Could you write out the records below exactly as they appear?

Stored items from a collection:
* BEGIN *

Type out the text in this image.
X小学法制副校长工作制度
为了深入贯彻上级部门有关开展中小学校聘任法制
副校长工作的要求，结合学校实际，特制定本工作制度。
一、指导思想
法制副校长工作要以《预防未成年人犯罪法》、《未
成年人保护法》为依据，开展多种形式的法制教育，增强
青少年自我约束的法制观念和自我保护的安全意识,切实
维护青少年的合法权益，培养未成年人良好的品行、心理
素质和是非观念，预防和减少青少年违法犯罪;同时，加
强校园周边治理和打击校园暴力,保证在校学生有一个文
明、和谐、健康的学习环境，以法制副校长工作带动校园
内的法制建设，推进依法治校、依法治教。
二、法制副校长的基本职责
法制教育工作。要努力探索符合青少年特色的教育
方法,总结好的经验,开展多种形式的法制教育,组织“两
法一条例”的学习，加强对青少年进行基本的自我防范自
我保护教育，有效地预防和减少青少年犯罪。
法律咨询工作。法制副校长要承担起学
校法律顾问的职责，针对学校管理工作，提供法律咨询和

* END *

> [Expected answer]:
Type out the text in this image.
X小学法制副校长工作制度
为了深入贯彻上级部门有关开展中小学校聘任法制
副校长工作的要求，结合学校实际，特制定本工作制度。
一、指导思想
法制副校长工作要以《预防未成年人犯罪法》、《未
成年人保护法》为依据，开展多种形式的法制教育，增强
青少年自我约束的法制观念和自我保护的安全意识,切实
维护青少年的合法权益，培养未成年人良好的品行、心理
素质和是非观念，预防和减少青少年违法犯罪;同时，加
强校园周边治理和打击校园暴力,保证在校学生有一个文
明、和谐、健康的学习环境，以法制副校长工作带动校园
内的法制建设，推进依法治校、依法治教。
二、法制副校长的基本职责
法制教育工作。要努力探索符合青少年特色的教育
方法,总结好的经验,开展多种形式的法制教育,组织“两
法一条例”的学习，加强对青少年进行基本的自我防范自
我保护教育，有效地预防和减少青少年犯罪。
法律咨询工作。法制副校长要承担起学
校法律顾问的职责，针对学校管理工作，提供法律咨询和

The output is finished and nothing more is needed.